TASK INPUT:
___

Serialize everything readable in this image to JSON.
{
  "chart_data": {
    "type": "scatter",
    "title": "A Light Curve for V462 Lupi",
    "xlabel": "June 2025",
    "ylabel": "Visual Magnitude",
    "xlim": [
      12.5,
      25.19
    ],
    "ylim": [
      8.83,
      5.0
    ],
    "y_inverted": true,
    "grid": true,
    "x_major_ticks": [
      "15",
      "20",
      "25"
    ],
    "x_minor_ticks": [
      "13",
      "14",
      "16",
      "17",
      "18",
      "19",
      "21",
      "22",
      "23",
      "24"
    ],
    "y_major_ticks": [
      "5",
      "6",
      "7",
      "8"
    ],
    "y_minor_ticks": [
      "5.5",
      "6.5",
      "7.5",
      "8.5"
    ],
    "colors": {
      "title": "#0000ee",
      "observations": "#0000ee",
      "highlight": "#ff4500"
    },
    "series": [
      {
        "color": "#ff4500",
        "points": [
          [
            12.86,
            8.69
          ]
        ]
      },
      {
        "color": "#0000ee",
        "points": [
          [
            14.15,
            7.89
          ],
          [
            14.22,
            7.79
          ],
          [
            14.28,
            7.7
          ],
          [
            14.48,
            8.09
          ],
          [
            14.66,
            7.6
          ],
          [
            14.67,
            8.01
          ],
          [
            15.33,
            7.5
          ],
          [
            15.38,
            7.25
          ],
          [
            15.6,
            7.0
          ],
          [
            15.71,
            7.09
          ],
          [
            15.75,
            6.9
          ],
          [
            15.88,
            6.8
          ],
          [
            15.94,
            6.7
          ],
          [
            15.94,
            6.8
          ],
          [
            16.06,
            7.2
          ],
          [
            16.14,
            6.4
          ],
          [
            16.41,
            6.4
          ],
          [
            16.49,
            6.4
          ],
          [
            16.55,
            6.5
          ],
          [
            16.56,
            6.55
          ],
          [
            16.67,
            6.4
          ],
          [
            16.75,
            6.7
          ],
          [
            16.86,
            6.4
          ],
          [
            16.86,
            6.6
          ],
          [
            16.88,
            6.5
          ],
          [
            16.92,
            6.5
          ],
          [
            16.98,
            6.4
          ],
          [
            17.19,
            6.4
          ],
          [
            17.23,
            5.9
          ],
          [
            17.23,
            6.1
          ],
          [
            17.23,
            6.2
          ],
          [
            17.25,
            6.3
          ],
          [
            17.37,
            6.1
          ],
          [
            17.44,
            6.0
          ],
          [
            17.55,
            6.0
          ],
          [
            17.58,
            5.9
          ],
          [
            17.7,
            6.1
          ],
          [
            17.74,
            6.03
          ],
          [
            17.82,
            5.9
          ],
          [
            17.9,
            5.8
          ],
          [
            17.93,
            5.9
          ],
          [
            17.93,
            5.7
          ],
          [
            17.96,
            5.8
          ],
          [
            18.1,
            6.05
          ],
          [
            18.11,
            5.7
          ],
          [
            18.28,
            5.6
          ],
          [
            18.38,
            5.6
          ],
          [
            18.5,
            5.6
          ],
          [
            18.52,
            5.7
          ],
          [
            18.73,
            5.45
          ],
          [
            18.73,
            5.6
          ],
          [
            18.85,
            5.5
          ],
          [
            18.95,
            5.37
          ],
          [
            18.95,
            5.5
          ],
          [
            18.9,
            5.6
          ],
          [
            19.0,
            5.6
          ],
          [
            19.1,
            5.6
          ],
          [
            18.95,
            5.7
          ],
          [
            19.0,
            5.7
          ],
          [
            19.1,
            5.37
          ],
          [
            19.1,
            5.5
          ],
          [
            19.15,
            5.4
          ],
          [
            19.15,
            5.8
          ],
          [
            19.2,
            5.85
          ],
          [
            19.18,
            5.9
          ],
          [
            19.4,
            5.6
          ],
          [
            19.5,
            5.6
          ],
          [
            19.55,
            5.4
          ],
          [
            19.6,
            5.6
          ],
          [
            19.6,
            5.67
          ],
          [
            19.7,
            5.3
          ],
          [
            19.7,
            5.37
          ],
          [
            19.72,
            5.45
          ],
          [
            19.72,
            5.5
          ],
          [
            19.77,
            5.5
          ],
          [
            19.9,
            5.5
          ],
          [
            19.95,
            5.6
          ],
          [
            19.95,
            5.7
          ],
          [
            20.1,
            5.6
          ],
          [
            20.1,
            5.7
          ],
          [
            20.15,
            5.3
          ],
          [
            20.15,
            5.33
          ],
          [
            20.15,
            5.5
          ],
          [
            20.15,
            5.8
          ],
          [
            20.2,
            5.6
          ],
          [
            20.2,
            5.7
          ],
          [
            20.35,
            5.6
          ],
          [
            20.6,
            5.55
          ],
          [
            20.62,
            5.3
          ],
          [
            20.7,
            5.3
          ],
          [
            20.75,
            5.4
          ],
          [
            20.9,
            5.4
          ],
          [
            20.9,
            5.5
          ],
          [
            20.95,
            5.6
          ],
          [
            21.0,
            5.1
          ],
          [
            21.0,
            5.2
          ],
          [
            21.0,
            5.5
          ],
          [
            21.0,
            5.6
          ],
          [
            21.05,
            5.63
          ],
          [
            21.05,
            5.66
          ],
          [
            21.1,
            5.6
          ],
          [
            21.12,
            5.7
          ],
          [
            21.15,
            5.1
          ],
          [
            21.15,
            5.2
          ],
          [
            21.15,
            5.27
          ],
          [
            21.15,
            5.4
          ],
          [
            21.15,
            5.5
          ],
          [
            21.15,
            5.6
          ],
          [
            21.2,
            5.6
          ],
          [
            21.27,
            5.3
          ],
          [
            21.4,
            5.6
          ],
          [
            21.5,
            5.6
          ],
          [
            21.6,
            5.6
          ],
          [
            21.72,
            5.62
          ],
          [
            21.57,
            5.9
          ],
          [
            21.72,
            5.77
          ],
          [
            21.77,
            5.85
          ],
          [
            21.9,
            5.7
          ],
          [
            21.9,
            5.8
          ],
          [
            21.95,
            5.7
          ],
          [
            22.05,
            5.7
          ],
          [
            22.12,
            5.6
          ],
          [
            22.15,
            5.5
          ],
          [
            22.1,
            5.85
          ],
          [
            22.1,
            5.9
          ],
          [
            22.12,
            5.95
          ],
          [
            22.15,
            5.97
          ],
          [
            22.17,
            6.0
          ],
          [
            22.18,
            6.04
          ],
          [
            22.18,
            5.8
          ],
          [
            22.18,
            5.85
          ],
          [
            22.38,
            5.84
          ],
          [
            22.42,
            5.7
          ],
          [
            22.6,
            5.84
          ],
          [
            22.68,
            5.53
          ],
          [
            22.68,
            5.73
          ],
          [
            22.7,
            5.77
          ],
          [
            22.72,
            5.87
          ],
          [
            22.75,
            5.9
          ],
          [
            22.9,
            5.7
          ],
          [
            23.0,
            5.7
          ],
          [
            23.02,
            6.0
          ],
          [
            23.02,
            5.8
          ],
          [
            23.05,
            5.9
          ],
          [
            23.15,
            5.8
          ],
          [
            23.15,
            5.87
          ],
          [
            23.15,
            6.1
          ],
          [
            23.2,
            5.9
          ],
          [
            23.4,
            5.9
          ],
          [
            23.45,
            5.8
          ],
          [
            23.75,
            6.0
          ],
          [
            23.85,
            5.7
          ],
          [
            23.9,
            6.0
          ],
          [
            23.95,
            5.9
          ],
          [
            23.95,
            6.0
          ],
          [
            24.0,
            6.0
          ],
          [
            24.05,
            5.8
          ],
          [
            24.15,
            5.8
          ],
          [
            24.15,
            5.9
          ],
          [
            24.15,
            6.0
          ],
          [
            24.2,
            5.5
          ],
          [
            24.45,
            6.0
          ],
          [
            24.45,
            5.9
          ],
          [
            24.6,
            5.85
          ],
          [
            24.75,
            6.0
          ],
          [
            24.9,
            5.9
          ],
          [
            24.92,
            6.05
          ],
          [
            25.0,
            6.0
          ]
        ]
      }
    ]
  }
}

___

EXERCISE PROMPT: Pull out every line containing "title".

SOLUTION FOR THIS TASK:
    "title": "A Light Curve for V462 Lupi",
      "title": "#0000ee",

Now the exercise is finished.